- **What this task involves**: Pictures do not belong in the copy; restate the records below word for word.

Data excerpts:

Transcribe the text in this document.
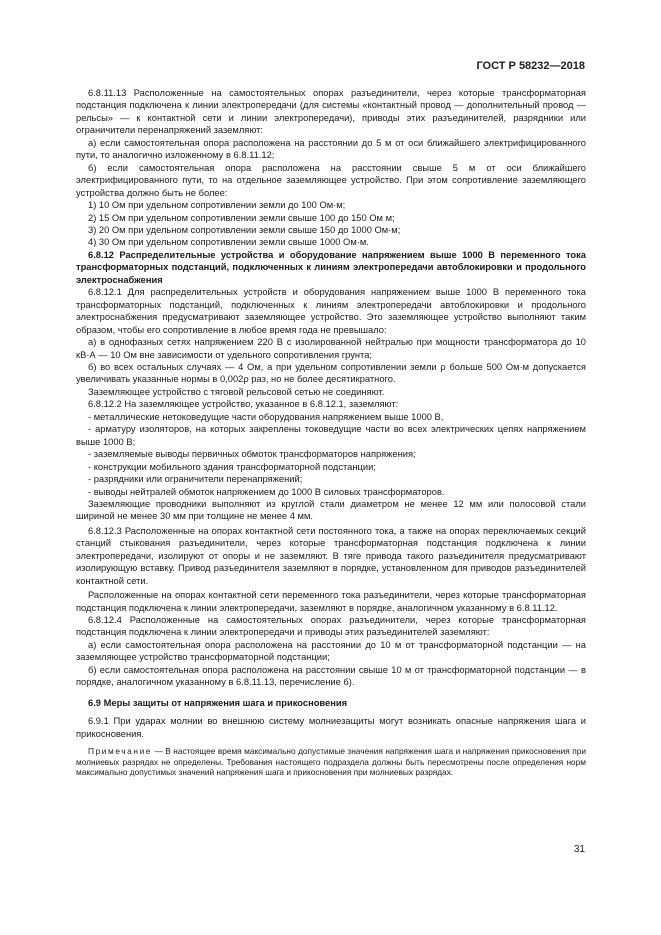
ГОСТ Р 58232—2018

6.8.11.13 Расположенные на самостоятельных опорах разъединители, через которые трансформаторная подстанция подключена к линии электропередачи (для системы «контактный провод — дополнительный провод — рельсы» — к контактной сети и линии электропередачи), приводы этих разъединителей, разрядники или ограничители перенапряжений заземляют:

а) если самостоятельная опора расположена на расстоянии до 5 м от оси ближайшего электрифицированного пути, то аналогично изложенному в 6.8.11.12;

б) если самостоятельная опора расположена на расстоянии свыше 5 м от оси ближайшего электрифицированного пути, то на отдельное заземляющее устройство. При этом сопротивление заземляющего устройства должно быть не более:

1) 10 Ом при удельном сопротивлении земли до 100 Ом·м;

2) 15 Ом при удельном сопротивлении земли свыше 100 до 150 Ом м;

3) 20 Ом при удельном сопротивлении земли свыше 150 до 1000 Ом·м;

4) 30 Ом при удельном сопротивлении земли свыше 1000 Ом·м.

6.8.12 Распределительные устройства и оборудование напряжением выше 1000 В переменного тока трансформаторных подстанций, подключенных к линиям электропередачи автоблокировки и продольного электроснабжения

6.8.12.1 Для распределительных устройств и оборудования напряжением выше 1000 В переменного тока трансформаторных подстанций, подключенных к линиям электропередачи автоблокировки и продольного электроснабжения предусматривают заземляющее устройство. Это заземляющее устройство выполняют таким образом, чтобы его сопротивление в любое время года не превышало:

а) в однофазных сетях напряжением 220 В с изолированной нейтралью при мощности трансформатора до 10 кВ·А — 10 Ом вне зависимости от удельного сопротивления грунта;

б) во всех остальных случаях — 4 Ом, а при удельном сопротивлении земли ρ больше 500 Ом·м допускается увеличивать указанные нормы в 0,002ρ раз, но не более десятикратного.

Заземляющее устройство с тяговой рельсовой сетью не соединяют.

6.8.12.2 На заземляющее устройство, указанное в 6.8.12.1, заземляют:

- металлические нетоковедущие части оборудования напряжением выше 1000 В,

- арматуру изоляторов, на которых закреплены токоведущие части во всех электрических цепях напряжением выше 1000 В;

- заземляемые выводы первичных обмоток трансформаторов напряжения;

- конструкции мобильного здания трансформаторной подстанции;

- разрядники или ограничители перенапряжений;

- выводы нейтралей обмоток напряжением до 1000 В силовых трансформаторов.

Заземляющие проводники выполняют из круглой стали диаметром не менее 12 мм или полосовой стали шириной не менее 30 мм при толщине не менее 4 мм.

6.8.12.3 Расположенные на опорах контактной сети постоянного тока, а также на опорах переключаемых секций станций стыкования разъединители, через которые трансформаторная подстанция подключена к линии электропередачи, изолируют от опоры и не заземляют. В тяге привода такого разъединителя предусматривают изолирующую вставку. Привод разъединителя заземляют в порядке, установленном для приводов разъединителей контактной сети.

Расположенные на опорах контактной сети переменного тока разъединители, через которые трансформаторная подстанция подключена к линии электропередачи, заземляют в порядке, аналогичном указанному в 6.8.11.12.

6.8.12.4 Расположенные на самостоятельных опорах разъединители, через которые трансформаторная подстанция подключена к линии электропередачи и приводы этих разъединителей заземляют:

а) если самостоятельная опора расположена на расстоянии до 10 м от трансформаторной подстанции — на заземляющее устройство трансформаторной подстанции;

б) если самостоятельная опора расположена на расстоянии свыше 10 м от трансформаторной подстанции — в порядке, аналогичном указанному в 6.8.11.13, перечисление б).

6.9 Меры защиты от напряжения шага и прикосновения

6.9.1 При ударах молнии во внешнюю систему молниезащиты могут возникать опасные напряжения шага и прикосновения.

Примечание — В настоящее время максимально допустимые значения напряжения шага и напряжения прикосновения при молниевых разрядах не определены. Требования настоящего подраздела должны быть пересмотрены после определения норм максимально допустимых значений напряжения шага и прикосновения при молниевых разрядах.
31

- **Expected answer**:
Transcribe the text in this document.
ГОСТ Р 58232—2018

6.8.11.13 Расположенные на самостоятельных опорах разъединители, через которые трансформаторная подстанция подключена к линии электропередачи (для системы «контактный провод — дополнительный провод — рельсы» — к контактной сети и линии электропередачи), приводы этих разъединителей, разрядники или ограничители перенапряжений заземляют:

а) если самостоятельная опора расположена на расстоянии до 5 м от оси ближайшего электрифицированного пути, то аналогично изложенному в 6.8.11.12;

б) если самостоятельная опора расположена на расстоянии свыше 5 м от оси ближайшего электрифицированного пути, то на отдельное заземляющее устройство. При этом сопротивление заземляющего устройства должно быть не более:

1) 10 Ом при удельном сопротивлении земли до 100 Ом·м;

2) 15 Ом при удельном сопротивлении земли свыше 100 до 150 Ом м;

3) 20 Ом при удельном сопротивлении земли свыше 150 до 1000 Ом·м;

4) 30 Ом при удельном сопротивлении земли свыше 1000 Ом·м.

6.8.12 Распределительные устройства и оборудование напряжением выше 1000 В переменного тока трансформаторных подстанций, подключенных к линиям электропередачи автоблокировки и продольного электроснабжения

6.8.12.1 Для распределительных устройств и оборудования напряжением выше 1000 В переменного тока трансформаторных подстанций, подключенных к линиям электропередачи автоблокировки и продольного электроснабжения предусматривают заземляющее устройство. Это заземляющее устройство выполняют таким образом, чтобы его сопротивление в любое время года не превышало:

а) в однофазных сетях напряжением 220 В с изолированной нейтралью при мощности трансформатора до 10 кВ·А — 10 Ом вне зависимости от удельного сопротивления грунта;

б) во всех остальных случаях — 4 Ом, а при удельном сопротивлении земли ρ больше 500 Ом·м допускается увеличивать указанные нормы в 0,002ρ раз, но не более десятикратного.

Заземляющее устройство с тяговой рельсовой сетью не соединяют.

6.8.12.2 На заземляющее устройство, указанное в 6.8.12.1, заземляют:

- металлические нетоковедущие части оборудования напряжением выше 1000 В,

- арматуру изоляторов, на которых закреплены токоведущие части во всех электрических цепях напряжением выше 1000 В;

- заземляемые выводы первичных обмоток трансформаторов напряжения;

- конструкции мобильного здания трансформаторной подстанции;

- разрядники или ограничители перенапряжений;

- выводы нейтралей обмоток напряжением до 1000 В силовых трансформаторов.

Заземляющие проводники выполняют из круглой стали диаметром не менее 12 мм или полосовой стали шириной не менее 30 мм при толщине не менее 4 мм.

6.8.12.3 Расположенные на опорах контактной сети постоянного тока, а также на опорах переключаемых секций станций стыкования разъединители, через которые трансформаторная подстанция подключена к линии электропередачи, изолируют от опоры и не заземляют. В тяге привода такого разъединителя предусматривают изолирующую вставку. Привод разъединителя заземляют в порядке, установленном для приводов разъединителей контактной сети.

Расположенные на опорах контактной сети переменного тока разъединители, через которые трансформаторная подстанция подключена к линии электропередачи, заземляют в порядке, аналогичном указанному в 6.8.11.12.

6.8.12.4 Расположенные на самостоятельных опорах разъединители, через которые трансформаторная подстанция подключена к линии электропередачи и приводы этих разъединителей заземляют:

а) если самостоятельная опора расположена на расстоянии до 10 м от трансформаторной подстанции — на заземляющее устройство трансформаторной подстанции;

б) если самостоятельная опора расположена на расстоянии свыше 10 м от трансформаторной подстанции — в порядке, аналогичном указанному в 6.8.11.13, перечисление б).

6.9 Меры защиты от напряжения шага и прикосновения

6.9.1 При ударах молнии во внешнюю систему молниезащиты могут возникать опасные напряжения шага и прикосновения.

Примечание — В настоящее время максимально допустимые значения напряжения шага и напряжения прикосновения при молниевых разрядах не определены. Требования настоящего подраздела должны быть пересмотрены после определения норм максимально допустимых значений напряжения шага и прикосновения при молниевых разрядах.
31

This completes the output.